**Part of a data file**
[BEGIN]
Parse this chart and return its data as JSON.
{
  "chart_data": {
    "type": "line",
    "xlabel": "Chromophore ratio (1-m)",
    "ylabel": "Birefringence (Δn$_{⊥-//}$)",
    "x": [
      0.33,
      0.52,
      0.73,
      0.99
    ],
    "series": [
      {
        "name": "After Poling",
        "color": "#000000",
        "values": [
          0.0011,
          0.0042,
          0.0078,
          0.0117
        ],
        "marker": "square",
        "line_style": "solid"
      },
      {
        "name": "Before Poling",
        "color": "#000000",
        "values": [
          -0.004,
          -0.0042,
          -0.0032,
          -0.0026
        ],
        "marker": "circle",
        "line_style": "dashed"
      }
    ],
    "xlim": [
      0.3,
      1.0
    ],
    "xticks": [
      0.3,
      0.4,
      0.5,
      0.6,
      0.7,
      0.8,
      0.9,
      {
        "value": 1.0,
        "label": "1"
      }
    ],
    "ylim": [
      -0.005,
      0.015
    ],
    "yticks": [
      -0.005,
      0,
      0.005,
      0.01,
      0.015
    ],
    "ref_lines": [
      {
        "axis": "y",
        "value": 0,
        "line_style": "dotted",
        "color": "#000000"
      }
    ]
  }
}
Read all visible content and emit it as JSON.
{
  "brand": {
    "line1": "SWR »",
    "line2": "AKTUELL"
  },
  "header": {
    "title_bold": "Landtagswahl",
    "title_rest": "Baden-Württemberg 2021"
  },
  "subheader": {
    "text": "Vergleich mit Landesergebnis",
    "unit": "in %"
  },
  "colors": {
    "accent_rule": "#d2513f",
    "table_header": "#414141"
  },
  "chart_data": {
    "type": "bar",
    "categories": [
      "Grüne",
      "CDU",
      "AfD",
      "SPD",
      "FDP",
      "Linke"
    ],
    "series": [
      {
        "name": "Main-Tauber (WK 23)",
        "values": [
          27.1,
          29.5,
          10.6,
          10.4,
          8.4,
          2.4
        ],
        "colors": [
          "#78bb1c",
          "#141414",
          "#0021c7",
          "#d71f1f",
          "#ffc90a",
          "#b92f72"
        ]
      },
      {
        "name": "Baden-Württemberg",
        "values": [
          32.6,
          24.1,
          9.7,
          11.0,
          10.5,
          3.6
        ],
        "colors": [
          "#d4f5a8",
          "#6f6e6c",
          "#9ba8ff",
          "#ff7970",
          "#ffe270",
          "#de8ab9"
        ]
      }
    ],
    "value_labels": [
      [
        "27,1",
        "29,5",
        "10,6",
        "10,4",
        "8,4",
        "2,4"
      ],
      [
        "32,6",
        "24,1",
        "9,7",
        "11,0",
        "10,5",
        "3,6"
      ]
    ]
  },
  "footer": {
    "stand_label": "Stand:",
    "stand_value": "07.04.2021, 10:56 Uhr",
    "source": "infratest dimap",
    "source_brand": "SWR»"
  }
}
[END]
**Description of the task**
Exactly as shown, repeat every record.

**The answer**
Parse this chart and return its data as JSON.
{
  "chart_data": {
    "type": "line",
    "xlabel": "Chromophore ratio (1-m)",
    "ylabel": "Birefringence (Δn$_{⊥-//}$)",
    "x": [
      0.33,
      0.52,
      0.73,
      0.99
    ],
    "series": [
      {
        "name": "After Poling",
        "color": "#000000",
        "values": [
          0.0011,
          0.0042,
          0.0078,
          0.0117
        ],
        "marker": "square",
        "line_style": "solid"
      },
      {
        "name": "Before Poling",
        "color": "#000000",
        "values": [
          -0.004,
          -0.0042,
          -0.0032,
          -0.0026
        ],
        "marker": "circle",
        "line_style": "dashed"
      }
    ],
    "xlim": [
      0.3,
      1.0
    ],
    "xticks": [
      0.3,
      0.4,
      0.5,
      0.6,
      0.7,
      0.8,
      0.9,
      {
        "value": 1.0,
        "label": "1"
      }
    ],
    "ylim": [
      -0.005,
      0.015
    ],
    "yticks": [
      -0.005,
      0,
      0.005,
      0.01,
      0.015
    ],
    "ref_lines": [
      {
        "axis": "y",
        "value": 0,
        "line_style": "dotted",
        "color": "#000000"
      }
    ]
  }
}
Read all visible content and emit it as JSON.
{
  "brand": {
    "line1": "SWR »",
    "line2": "AKTUELL"
  },
  "header": {
    "title_bold": "Landtagswahl",
    "title_rest": "Baden-Württemberg 2021"
  },
  "subheader": {
    "text": "Vergleich mit Landesergebnis",
    "unit": "in %"
  },
  "colors": {
    "accent_rule": "#d2513f",
    "table_header": "#414141"
  },
  "chart_data": {
    "type": "bar",
    "categories": [
      "Grüne",
      "CDU",
      "AfD",
      "SPD",
      "FDP",
      "Linke"
    ],
    "series": [
      {
        "name": "Main-Tauber (WK 23)",
        "values": [
          27.1,
          29.5,
          10.6,
          10.4,
          8.4,
          2.4
        ],
        "colors": [
          "#78bb1c",
          "#141414",
          "#0021c7",
          "#d71f1f",
          "#ffc90a",
          "#b92f72"
        ]
      },
      {
        "name": "Baden-Württemberg",
        "values": [
          32.6,
          24.1,
          9.7,
          11.0,
          10.5,
          3.6
        ],
        "colors": [
          "#d4f5a8",
          "#6f6e6c",
          "#9ba8ff",
          "#ff7970",
          "#ffe270",
          "#de8ab9"
        ]
      }
    ],
    "value_labels": [
      [
        "27,1",
        "29,5",
        "10,6",
        "10,4",
        "8,4",
        "2,4"
      ],
      [
        "32,6",
        "24,1",
        "9,7",
        "11,0",
        "10,5",
        "3,6"
      ]
    ]
  },
  "footer": {
    "stand_label": "Stand:",
    "stand_value": "07.04.2021, 10:56 Uhr",
    "source": "infratest dimap",
    "source_brand": "SWR»"
  }
}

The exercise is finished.